▶ TASK
Copy the items from their first line through the line containing "The edge-triggered type-D flip-flops 61", switching "block diagram" to "functional diagram" and leaving everything else unchanged.

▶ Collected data
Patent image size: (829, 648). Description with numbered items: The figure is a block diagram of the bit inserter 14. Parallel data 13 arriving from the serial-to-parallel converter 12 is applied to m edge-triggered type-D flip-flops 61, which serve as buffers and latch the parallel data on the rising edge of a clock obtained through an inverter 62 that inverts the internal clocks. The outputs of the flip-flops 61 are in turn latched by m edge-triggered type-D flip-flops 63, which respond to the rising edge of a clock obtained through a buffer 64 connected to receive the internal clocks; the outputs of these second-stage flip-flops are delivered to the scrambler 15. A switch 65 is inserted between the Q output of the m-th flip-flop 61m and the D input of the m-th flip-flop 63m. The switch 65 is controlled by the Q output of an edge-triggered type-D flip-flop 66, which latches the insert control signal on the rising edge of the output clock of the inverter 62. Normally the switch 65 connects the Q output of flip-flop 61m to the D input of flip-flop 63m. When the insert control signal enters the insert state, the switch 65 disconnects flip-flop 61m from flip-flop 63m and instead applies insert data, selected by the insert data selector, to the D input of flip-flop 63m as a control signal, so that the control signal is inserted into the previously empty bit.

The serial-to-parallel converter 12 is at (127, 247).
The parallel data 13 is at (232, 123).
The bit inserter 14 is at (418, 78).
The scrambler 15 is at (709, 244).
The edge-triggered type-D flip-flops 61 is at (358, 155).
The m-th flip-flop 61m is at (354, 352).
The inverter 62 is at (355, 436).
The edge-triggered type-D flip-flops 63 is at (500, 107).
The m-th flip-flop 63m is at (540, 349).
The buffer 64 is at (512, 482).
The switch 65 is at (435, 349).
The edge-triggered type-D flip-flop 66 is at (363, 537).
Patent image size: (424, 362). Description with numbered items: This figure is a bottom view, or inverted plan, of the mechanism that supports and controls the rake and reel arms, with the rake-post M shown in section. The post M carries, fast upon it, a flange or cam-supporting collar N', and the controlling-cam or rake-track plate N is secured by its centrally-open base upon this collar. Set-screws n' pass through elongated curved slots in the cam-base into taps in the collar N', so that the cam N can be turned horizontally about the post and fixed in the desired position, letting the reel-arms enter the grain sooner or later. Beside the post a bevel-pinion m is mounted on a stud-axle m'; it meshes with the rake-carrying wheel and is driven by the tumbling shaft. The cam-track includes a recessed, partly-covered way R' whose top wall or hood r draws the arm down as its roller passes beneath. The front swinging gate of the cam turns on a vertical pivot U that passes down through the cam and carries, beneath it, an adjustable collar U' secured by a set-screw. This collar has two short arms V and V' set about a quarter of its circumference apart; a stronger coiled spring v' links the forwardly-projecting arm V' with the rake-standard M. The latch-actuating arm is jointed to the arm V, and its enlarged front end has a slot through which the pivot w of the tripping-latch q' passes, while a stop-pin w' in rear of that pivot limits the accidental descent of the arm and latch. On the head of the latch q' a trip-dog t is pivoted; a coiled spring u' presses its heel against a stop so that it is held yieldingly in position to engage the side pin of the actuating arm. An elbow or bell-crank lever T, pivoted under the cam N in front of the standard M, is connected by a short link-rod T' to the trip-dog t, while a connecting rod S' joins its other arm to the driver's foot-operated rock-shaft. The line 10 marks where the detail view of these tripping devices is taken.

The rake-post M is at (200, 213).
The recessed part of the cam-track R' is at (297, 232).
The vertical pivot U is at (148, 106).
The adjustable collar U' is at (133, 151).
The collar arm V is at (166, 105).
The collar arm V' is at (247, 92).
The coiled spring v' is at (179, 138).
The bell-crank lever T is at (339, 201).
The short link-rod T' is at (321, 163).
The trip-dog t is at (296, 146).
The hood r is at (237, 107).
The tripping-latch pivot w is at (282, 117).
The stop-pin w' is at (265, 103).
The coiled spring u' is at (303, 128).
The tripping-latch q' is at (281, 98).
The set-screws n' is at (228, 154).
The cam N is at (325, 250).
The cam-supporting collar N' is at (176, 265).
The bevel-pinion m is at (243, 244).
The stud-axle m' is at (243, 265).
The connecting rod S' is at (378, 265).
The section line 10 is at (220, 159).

▶ TASK ANSWER
Patent image size: (829, 648). Description with numbered items: The figure is a functional diagram of the bit inserter 14. Parallel data 13 arriving from the serial-to-parallel converter 12 is applied to m edge-triggered type-D flip-flops 61, which serve as buffers and latch the parallel data on the rising edge of a clock obtained through an inverter 62 that inverts the internal clocks. The outputs of the flip-flops 61 are in turn latched by m edge-triggered type-D flip-flops 63, which respond to the rising edge of a clock obtained through a buffer 64 connected to receive the internal clocks; the outputs of these second-stage flip-flops are delivered to the scrambler 15. A switch 65 is inserted between the Q output of the m-th flip-flop 61m and the D input of the m-th flip-flop 63m. The switch 65 is controlled by the Q output of an edge-triggered type-D flip-flop 66, which latches the insert control signal on the rising edge of the output clock of the inverter 62. Normally the switch 65 connects the Q output of flip-flop 61m to the D input of flip-flop 63m. When the insert control signal enters the insert state, the switch 65 disconnects flip-flop 61m from flip-flop 63m and instead applies insert data, selected by the insert data selector, to the D input of flip-flop 63m as a control signal, so that the control signal is inserted into the previously empty bit.

The serial-to-parallel converter 12 is at (127, 247).
The parallel data 13 is at (232, 123).
The bit inserter 14 is at (418, 78).
The scrambler 15 is at (709, 244).
The edge-triggered type-D flip-flops 61 is at (358, 155).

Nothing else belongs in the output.